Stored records
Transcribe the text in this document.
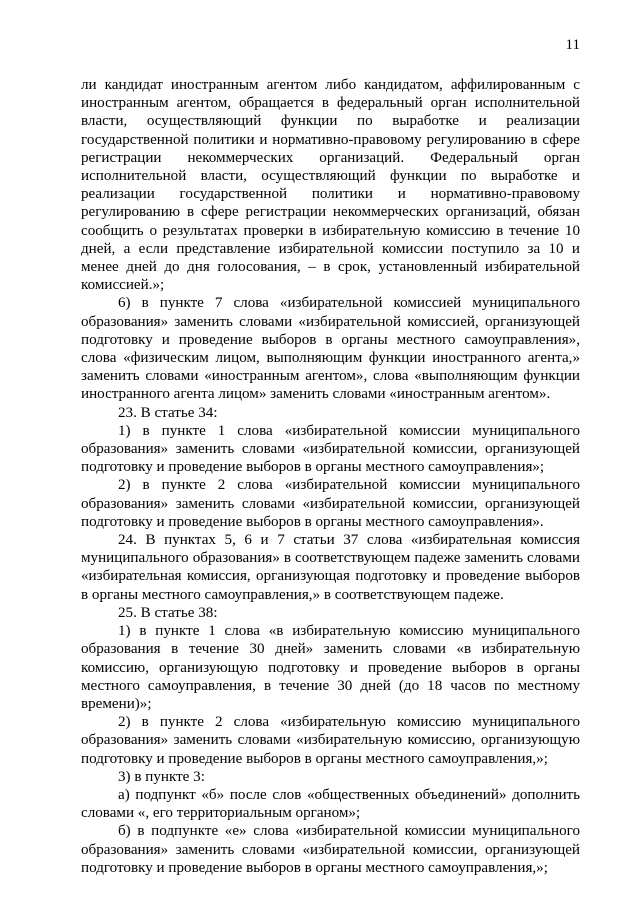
11

ли кандидат иностранным агентом либо кандидатом, аффилированным с иностранным агентом, обращается в федеральный орган исполнительной власти, осуществляющий функции по выработке и реализации государственной политики и нормативно-правовому регулированию в сфере регистрации некоммерческих организаций. Федеральный орган исполнительной власти, осуществляющий функции по выработке и реализации государственной политики и нормативно-правовому регулированию в сфере регистрации некоммерческих организаций, обязан сообщить о результатах проверки в избирательную комиссию в течение 10 дней, а если представление избирательной комиссии поступило за 10 и менее дней до дня голосования, – в срок, установленный избирательной комиссией.»;

6) в пункте 7 слова «избирательной комиссией муниципального образования» заменить словами «избирательной комиссией, организующей подготовку и проведение выборов в органы местного самоуправления», слова «физическим лицом, выполняющим функции иностранного агента,» заменить словами «иностранным агентом», слова «выполняющим функции иностранного агента лицом» заменить словами «иностранным агентом».

23. В статье 34:

1) в пункте 1 слова «избирательной комиссии муниципального образования» заменить словами «избирательной комиссии, организующей подготовку и проведение выборов в органы местного самоуправления»;

2) в пункте 2 слова «избирательной комиссии муниципального образования» заменить словами «избирательной комиссии, организующей подготовку и проведение выборов в органы местного самоуправления».

24. В пунктах 5, 6 и 7 статьи 37 слова «избирательная комиссия муниципального образования» в соответствующем падеже заменить словами «избирательная комиссия, организующая подготовку и проведение выборов в органы местного самоуправления,» в соответствующем падеже.

25. В статье 38:

1) в пункте 1 слова «в избирательную комиссию муниципального образования в течение 30 дней» заменить словами «в избирательную комиссию, организующую подготовку и проведение выборов в органы местного самоуправления, в течение 30 дней (до 18 часов по местному времени)»;

2) в пункте 2 слова «избирательную комиссию муниципального образования» заменить словами «избирательную комиссию, организующую подготовку и проведение выборов в органы местного самоуправления,»;

3) в пункте 3:

а) подпункт «б» после слов «общественных объединений» дополнить словами «, его территориальным органом»;

б) в подпункте «е» слова «избирательной комиссии муниципального образования» заменить словами «избирательной комиссии, организующей подготовку и проведение выборов в органы местного самоуправления,»;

* _Given task_:
Return all of the entries exactly as written, but drop any pictures they hold.

* _The solution_:
Transcribe the text in this document.
11

ли кандидат иностранным агентом либо кандидатом, аффилированным с иностранным агентом, обращается в федеральный орган исполнительной власти, осуществляющий функции по выработке и реализации государственной политики и нормативно-правовому регулированию в сфере регистрации некоммерческих организаций. Федеральный орган исполнительной власти, осуществляющий функции по выработке и реализации государственной политики и нормативно-правовому регулированию в сфере регистрации некоммерческих организаций, обязан сообщить о результатах проверки в избирательную комиссию в течение 10 дней, а если представление избирательной комиссии поступило за 10 и менее дней до дня голосования, – в срок, установленный избирательной комиссией.»;

6) в пункте 7 слова «избирательной комиссией муниципального образования» заменить словами «избирательной комиссией, организующей подготовку и проведение выборов в органы местного самоуправления», слова «физическим лицом, выполняющим функции иностранного агента,» заменить словами «иностранным агентом», слова «выполняющим функции иностранного агента лицом» заменить словами «иностранным агентом».

23. В статье 34:

1) в пункте 1 слова «избирательной комиссии муниципального образования» заменить словами «избирательной комиссии, организующей подготовку и проведение выборов в органы местного самоуправления»;

2) в пункте 2 слова «избирательной комиссии муниципального образования» заменить словами «избирательной комиссии, организующей подготовку и проведение выборов в органы местного самоуправления».

24. В пунктах 5, 6 и 7 статьи 37 слова «избирательная комиссия муниципального образования» в соответствующем падеже заменить словами «избирательная комиссия, организующая подготовку и проведение выборов в органы местного самоуправления,» в соответствующем падеже.

25. В статье 38:

1) в пункте 1 слова «в избирательную комиссию муниципального образования в течение 30 дней» заменить словами «в избирательную комиссию, организующую подготовку и проведение выборов в органы местного самоуправления, в течение 30 дней (до 18 часов по местному времени)»;

2) в пункте 2 слова «избирательную комиссию муниципального образования» заменить словами «избирательную комиссию, организующую подготовку и проведение выборов в органы местного самоуправления,»;

3) в пункте 3:

а) подпункт «б» после слов «общественных объединений» дополнить словами «, его территориальным органом»;

б) в подпункте «е» слова «избирательной комиссии муниципального образования» заменить словами «избирательной комиссии, организующей подготовку и проведение выборов в органы местного самоуправления,»;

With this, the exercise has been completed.